==== MATERIAL FOR THE TASK

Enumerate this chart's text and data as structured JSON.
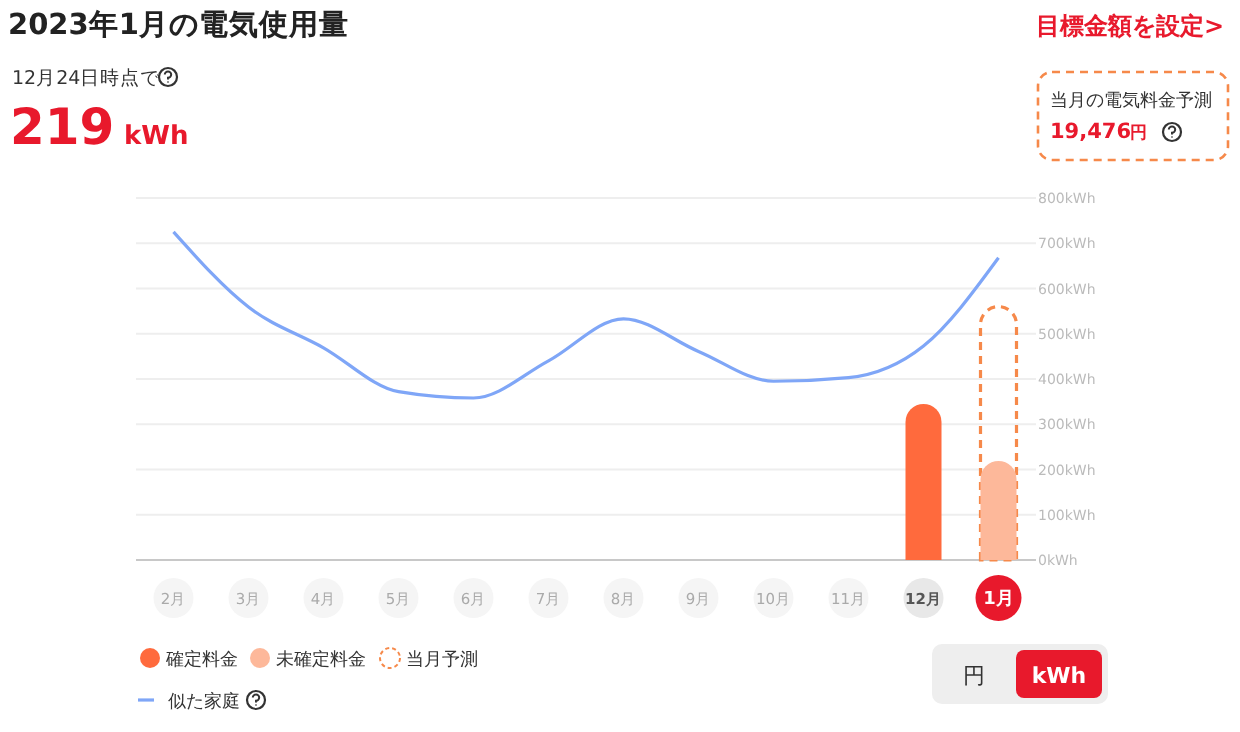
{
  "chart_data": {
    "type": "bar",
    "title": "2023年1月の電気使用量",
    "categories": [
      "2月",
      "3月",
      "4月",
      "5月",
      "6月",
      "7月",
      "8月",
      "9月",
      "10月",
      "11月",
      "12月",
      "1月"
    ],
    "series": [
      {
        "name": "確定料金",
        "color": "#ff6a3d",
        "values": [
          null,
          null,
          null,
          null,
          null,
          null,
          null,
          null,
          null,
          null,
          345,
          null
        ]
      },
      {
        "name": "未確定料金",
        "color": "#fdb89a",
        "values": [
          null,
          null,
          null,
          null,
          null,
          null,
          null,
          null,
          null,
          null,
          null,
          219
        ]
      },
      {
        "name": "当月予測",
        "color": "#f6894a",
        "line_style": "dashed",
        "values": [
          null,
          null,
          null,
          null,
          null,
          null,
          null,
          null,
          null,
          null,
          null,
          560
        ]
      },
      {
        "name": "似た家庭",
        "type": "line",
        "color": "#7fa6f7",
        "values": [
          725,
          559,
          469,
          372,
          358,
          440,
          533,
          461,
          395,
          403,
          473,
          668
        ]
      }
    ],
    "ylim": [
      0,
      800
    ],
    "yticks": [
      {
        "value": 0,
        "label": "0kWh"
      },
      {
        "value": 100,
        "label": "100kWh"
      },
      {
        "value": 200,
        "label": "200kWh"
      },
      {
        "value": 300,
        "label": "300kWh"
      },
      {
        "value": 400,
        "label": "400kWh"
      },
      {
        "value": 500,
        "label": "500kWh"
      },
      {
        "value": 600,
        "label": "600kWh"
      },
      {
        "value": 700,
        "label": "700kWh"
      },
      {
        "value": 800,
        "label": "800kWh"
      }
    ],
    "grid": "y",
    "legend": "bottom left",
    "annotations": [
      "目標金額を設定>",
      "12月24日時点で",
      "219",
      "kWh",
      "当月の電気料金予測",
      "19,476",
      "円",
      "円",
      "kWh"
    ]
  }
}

========
==== MATERIAL FOR THE TASK

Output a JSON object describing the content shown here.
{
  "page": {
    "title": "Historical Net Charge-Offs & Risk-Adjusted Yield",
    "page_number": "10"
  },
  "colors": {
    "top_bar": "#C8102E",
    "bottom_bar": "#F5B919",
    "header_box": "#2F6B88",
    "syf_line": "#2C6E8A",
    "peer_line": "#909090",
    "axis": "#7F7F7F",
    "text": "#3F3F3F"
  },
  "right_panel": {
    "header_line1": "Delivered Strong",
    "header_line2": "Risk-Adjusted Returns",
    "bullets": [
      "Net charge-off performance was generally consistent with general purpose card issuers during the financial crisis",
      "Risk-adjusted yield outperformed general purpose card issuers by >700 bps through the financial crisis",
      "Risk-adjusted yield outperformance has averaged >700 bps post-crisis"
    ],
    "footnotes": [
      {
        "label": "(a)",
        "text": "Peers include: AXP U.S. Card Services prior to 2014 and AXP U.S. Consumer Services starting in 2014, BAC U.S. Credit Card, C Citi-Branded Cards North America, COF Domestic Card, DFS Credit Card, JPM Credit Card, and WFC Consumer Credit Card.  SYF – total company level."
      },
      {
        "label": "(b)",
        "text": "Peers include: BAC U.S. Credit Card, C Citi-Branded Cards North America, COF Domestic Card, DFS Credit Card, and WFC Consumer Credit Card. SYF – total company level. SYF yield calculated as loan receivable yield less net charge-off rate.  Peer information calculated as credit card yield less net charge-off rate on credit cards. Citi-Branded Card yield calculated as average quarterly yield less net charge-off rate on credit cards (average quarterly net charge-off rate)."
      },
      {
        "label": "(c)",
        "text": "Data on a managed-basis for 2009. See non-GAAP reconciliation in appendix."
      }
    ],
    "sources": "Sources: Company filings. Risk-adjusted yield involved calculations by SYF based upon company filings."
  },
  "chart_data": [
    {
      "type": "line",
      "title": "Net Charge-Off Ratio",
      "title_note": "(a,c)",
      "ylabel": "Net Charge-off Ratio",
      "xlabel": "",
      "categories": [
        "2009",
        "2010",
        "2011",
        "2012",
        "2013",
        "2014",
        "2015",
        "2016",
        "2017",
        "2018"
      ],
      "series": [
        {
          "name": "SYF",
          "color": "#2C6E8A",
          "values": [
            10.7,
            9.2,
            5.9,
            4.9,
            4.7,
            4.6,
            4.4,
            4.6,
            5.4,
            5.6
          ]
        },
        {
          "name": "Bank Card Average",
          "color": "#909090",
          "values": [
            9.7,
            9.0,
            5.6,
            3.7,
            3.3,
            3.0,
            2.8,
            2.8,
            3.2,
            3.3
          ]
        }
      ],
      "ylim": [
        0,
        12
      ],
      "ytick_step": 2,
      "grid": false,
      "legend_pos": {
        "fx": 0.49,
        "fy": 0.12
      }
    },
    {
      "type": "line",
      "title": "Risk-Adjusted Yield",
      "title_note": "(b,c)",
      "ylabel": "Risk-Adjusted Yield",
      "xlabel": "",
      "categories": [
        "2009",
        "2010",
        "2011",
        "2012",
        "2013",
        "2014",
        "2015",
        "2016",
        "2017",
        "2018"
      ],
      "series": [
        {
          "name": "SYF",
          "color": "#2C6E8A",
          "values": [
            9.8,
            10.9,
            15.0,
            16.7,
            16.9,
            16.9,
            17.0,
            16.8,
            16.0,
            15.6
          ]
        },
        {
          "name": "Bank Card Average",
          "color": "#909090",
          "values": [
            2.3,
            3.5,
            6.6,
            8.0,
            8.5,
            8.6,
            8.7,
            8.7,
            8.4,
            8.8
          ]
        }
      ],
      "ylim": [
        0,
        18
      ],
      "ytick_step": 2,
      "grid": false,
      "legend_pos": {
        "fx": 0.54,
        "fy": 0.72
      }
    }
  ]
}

========
==== MATERIAL FOR THE TASK

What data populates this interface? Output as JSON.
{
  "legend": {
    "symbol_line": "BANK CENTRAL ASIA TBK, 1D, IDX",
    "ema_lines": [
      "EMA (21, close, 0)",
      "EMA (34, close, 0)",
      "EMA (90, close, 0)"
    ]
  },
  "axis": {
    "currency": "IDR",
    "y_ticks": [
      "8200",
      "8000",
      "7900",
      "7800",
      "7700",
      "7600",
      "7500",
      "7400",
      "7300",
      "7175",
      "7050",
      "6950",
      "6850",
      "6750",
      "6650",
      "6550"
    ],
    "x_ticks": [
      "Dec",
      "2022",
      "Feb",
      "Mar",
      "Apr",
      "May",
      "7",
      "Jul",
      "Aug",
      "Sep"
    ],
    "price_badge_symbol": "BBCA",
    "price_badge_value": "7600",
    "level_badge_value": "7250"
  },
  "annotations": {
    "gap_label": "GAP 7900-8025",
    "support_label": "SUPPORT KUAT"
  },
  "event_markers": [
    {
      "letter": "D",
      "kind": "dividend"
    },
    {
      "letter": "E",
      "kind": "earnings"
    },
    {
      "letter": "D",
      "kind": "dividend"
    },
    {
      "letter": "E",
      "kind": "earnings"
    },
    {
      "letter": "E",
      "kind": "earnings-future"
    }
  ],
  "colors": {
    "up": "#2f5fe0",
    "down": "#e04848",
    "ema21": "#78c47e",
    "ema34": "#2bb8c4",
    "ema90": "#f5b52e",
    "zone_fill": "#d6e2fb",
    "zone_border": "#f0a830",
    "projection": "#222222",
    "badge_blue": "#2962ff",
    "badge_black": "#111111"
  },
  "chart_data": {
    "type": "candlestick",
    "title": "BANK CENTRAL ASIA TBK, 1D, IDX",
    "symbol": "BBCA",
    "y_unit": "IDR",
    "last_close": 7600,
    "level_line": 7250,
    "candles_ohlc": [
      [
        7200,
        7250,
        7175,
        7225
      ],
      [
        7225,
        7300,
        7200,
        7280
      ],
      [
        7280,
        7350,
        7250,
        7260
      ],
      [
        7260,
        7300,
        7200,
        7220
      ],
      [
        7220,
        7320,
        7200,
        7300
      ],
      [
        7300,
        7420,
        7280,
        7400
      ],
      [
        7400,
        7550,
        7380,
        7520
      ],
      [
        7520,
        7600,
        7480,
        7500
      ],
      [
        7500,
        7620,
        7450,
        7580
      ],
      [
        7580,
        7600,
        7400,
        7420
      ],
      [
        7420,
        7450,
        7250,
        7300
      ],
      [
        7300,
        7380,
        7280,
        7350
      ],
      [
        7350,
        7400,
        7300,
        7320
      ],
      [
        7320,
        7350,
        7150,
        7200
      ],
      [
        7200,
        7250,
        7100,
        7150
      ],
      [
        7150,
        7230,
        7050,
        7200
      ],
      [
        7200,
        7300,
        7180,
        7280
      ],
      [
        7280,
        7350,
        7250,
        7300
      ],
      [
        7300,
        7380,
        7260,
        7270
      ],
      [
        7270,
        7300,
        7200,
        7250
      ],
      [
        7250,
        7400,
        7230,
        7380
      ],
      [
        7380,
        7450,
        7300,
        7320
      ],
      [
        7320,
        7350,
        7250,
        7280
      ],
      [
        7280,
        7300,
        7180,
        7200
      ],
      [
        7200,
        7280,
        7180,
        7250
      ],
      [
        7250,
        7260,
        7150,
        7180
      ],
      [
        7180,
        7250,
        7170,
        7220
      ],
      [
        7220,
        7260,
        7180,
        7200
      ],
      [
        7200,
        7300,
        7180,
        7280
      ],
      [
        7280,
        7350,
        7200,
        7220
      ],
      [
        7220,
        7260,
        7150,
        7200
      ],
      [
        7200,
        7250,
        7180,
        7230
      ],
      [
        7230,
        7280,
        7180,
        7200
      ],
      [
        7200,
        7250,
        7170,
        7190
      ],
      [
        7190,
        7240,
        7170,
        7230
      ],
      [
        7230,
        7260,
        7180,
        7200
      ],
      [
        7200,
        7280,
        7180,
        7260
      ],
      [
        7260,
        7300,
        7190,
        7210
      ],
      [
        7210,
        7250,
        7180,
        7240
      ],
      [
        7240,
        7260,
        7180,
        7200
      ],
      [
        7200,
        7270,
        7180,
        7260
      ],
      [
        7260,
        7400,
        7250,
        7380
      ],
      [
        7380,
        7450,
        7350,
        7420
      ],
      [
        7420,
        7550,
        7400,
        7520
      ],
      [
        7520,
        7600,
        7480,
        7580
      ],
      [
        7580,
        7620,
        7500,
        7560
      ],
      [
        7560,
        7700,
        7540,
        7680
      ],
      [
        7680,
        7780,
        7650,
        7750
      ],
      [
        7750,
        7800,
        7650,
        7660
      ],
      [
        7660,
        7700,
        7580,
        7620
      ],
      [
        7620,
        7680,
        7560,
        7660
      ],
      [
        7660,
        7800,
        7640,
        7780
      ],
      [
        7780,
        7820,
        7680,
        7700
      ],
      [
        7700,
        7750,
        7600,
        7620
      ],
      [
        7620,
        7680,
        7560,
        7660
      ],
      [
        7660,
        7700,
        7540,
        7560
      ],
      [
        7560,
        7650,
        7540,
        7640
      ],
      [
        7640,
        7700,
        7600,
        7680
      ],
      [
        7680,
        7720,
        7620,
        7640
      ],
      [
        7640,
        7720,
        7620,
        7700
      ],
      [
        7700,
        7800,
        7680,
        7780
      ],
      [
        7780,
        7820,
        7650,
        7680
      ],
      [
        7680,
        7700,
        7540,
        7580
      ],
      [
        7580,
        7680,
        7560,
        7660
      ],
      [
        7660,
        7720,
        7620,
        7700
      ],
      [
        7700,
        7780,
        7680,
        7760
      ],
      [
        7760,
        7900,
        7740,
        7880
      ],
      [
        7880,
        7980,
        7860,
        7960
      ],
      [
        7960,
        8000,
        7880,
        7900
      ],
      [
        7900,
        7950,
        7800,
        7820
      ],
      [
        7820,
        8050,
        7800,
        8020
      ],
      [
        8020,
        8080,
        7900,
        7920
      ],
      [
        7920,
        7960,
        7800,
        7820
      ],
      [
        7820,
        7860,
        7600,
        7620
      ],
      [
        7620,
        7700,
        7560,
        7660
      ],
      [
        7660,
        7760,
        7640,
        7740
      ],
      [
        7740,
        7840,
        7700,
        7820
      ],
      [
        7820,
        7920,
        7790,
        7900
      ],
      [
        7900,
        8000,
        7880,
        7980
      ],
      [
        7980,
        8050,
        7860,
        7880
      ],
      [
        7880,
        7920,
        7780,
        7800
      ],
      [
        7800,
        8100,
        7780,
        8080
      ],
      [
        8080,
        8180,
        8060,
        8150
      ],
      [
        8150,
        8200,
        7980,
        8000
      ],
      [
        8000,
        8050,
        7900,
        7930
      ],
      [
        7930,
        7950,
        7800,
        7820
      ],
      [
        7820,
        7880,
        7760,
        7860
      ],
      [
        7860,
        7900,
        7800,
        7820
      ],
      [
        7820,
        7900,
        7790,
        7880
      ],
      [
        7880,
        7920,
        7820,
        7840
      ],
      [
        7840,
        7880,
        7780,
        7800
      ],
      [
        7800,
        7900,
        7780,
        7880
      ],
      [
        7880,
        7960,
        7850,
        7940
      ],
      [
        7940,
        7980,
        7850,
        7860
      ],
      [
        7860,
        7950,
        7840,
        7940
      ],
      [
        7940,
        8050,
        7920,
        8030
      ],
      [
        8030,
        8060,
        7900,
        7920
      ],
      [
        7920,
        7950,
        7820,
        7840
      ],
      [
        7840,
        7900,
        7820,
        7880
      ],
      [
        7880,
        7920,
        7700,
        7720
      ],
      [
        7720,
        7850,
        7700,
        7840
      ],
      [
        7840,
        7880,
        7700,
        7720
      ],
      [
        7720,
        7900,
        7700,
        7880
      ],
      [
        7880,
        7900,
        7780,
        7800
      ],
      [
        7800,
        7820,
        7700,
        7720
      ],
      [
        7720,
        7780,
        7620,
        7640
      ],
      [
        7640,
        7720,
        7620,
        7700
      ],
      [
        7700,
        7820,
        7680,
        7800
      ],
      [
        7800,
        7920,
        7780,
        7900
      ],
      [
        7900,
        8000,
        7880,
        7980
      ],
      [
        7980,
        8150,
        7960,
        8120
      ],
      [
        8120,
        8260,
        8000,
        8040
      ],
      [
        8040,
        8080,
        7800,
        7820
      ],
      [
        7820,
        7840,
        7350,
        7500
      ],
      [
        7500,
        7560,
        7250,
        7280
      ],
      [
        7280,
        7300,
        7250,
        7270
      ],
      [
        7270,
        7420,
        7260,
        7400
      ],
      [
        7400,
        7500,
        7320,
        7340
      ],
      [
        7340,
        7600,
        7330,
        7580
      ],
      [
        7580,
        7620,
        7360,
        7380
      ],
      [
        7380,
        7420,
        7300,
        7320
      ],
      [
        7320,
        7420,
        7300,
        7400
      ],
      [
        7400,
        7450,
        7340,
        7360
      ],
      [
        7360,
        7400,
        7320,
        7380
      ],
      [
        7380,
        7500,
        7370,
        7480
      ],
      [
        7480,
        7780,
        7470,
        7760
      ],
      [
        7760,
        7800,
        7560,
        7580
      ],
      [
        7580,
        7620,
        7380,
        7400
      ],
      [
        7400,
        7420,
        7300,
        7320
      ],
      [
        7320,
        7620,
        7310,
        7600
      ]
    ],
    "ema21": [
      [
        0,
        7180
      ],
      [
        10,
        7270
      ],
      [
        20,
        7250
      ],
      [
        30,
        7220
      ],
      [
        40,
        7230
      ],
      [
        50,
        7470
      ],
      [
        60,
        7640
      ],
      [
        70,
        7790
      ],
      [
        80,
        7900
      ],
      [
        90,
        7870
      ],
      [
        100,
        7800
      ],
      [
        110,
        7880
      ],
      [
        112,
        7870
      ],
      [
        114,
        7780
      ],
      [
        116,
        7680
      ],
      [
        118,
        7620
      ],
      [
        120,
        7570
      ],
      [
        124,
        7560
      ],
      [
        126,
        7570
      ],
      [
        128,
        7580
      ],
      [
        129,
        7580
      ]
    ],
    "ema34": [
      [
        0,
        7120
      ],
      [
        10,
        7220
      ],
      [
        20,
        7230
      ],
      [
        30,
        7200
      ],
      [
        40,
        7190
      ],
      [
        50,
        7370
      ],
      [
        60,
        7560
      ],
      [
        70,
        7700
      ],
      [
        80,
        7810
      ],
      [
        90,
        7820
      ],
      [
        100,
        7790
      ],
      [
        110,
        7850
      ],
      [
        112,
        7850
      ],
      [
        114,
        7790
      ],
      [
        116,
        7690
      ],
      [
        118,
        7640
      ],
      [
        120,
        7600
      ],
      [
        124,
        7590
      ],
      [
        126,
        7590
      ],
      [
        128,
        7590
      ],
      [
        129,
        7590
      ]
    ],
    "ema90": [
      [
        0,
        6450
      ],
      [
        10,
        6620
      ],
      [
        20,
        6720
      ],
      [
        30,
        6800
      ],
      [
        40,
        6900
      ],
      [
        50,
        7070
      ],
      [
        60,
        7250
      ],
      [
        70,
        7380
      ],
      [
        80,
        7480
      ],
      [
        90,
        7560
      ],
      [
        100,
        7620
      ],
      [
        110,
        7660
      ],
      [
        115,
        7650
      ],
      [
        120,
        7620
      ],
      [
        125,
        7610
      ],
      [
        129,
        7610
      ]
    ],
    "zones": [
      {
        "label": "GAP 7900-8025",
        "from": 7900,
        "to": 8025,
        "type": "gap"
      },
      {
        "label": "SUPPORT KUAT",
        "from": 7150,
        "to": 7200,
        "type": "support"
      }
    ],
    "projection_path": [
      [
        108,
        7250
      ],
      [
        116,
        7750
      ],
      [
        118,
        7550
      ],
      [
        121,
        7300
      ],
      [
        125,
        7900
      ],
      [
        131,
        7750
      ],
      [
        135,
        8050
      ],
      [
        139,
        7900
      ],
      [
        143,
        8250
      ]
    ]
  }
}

========

EXERCISE GOAL:
Spot every line that holds "CENTRAL" and copy it.

SOLUTION TO THIS PROBLEM:
    "symbol_line": "BANK CENTRAL ASIA TBK, 1D, IDX",
    "title": "BANK CENTRAL ASIA TBK, 1D, IDX",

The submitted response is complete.